Work to be completed -> A single number is the answer here: how many lines of the entries contain "Faceplate"?
────────────────────────────────────────
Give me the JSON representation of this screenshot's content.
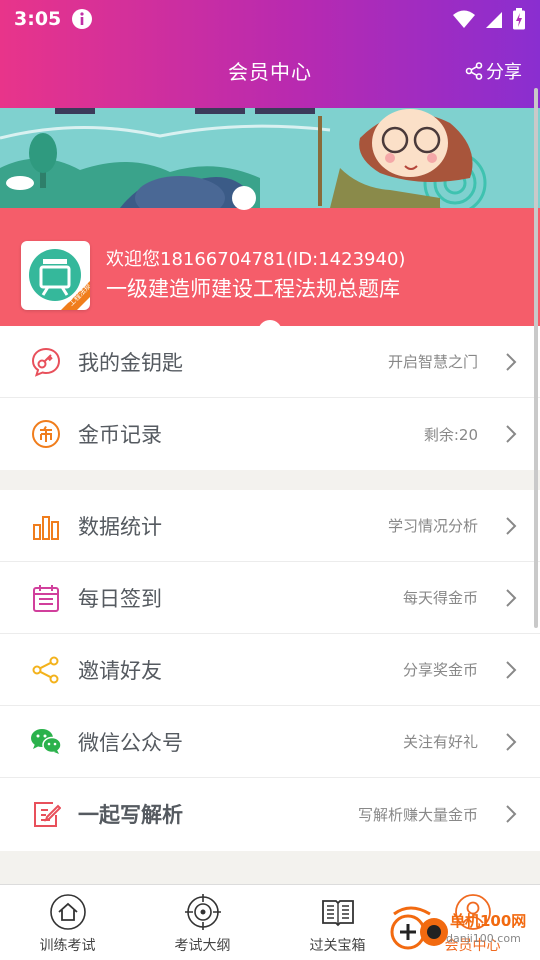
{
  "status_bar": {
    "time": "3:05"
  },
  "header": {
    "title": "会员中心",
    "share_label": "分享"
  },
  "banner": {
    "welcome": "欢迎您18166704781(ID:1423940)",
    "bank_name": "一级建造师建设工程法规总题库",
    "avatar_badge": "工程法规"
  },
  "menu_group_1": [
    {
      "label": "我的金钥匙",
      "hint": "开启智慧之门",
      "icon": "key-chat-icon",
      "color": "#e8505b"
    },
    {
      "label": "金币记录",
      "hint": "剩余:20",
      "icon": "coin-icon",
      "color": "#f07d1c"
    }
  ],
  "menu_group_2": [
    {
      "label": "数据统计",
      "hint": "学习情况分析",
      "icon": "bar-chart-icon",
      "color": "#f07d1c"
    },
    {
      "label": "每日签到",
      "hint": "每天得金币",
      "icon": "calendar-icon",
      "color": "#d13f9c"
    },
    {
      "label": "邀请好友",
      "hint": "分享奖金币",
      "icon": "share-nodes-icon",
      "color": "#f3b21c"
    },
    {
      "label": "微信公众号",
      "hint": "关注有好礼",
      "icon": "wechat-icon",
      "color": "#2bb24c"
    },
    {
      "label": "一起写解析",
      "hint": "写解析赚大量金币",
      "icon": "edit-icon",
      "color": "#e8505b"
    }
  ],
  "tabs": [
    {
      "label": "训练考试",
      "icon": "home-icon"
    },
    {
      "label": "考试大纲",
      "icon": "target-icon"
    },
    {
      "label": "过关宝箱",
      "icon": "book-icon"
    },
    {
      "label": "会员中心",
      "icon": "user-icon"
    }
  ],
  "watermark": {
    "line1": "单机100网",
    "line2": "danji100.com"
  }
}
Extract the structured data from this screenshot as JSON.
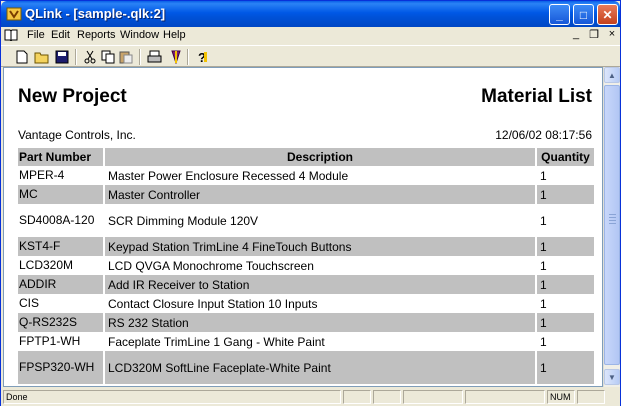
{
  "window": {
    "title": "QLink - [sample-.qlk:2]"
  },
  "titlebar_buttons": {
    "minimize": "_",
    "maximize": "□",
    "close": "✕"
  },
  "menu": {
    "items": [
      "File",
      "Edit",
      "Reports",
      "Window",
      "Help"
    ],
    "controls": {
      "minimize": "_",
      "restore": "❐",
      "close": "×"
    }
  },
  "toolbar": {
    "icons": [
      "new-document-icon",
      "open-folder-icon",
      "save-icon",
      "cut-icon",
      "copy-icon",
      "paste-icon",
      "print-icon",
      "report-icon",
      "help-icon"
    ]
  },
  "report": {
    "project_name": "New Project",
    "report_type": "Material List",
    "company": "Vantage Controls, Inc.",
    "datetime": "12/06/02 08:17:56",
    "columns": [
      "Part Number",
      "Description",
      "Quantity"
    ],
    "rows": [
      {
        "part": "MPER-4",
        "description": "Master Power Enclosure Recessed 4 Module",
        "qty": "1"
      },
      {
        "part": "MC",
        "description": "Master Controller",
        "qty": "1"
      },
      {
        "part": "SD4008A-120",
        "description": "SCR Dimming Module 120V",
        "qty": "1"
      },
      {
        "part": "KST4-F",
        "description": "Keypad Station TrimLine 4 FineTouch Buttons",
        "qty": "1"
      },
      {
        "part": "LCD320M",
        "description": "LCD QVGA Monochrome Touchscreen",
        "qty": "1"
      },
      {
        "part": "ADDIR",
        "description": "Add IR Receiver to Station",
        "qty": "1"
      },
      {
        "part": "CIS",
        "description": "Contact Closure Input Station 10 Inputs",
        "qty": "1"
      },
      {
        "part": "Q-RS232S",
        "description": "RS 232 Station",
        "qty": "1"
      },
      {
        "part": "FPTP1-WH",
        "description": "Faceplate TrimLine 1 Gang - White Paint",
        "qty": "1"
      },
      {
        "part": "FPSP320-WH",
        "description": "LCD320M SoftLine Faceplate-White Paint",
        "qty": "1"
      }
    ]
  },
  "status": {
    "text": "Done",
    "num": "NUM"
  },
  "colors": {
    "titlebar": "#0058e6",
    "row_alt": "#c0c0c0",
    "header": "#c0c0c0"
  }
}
────────────────────────────────────────
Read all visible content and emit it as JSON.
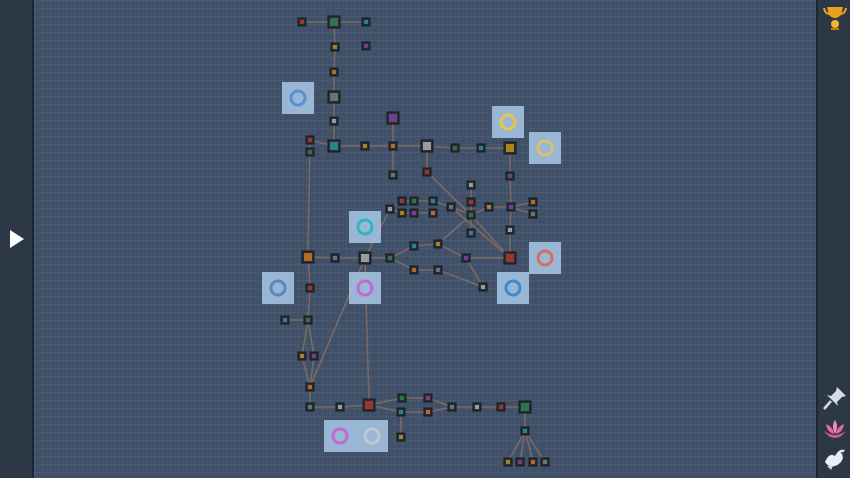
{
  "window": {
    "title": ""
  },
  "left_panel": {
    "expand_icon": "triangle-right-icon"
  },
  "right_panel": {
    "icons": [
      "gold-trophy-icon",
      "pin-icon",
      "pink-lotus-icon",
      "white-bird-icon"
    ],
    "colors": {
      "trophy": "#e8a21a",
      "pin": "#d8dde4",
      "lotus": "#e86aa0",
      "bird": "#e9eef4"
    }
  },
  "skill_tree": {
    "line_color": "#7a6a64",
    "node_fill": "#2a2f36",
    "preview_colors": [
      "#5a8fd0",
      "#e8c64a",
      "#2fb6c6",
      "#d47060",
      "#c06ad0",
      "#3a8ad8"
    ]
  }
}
────────────────────────────────────────
The output -> 2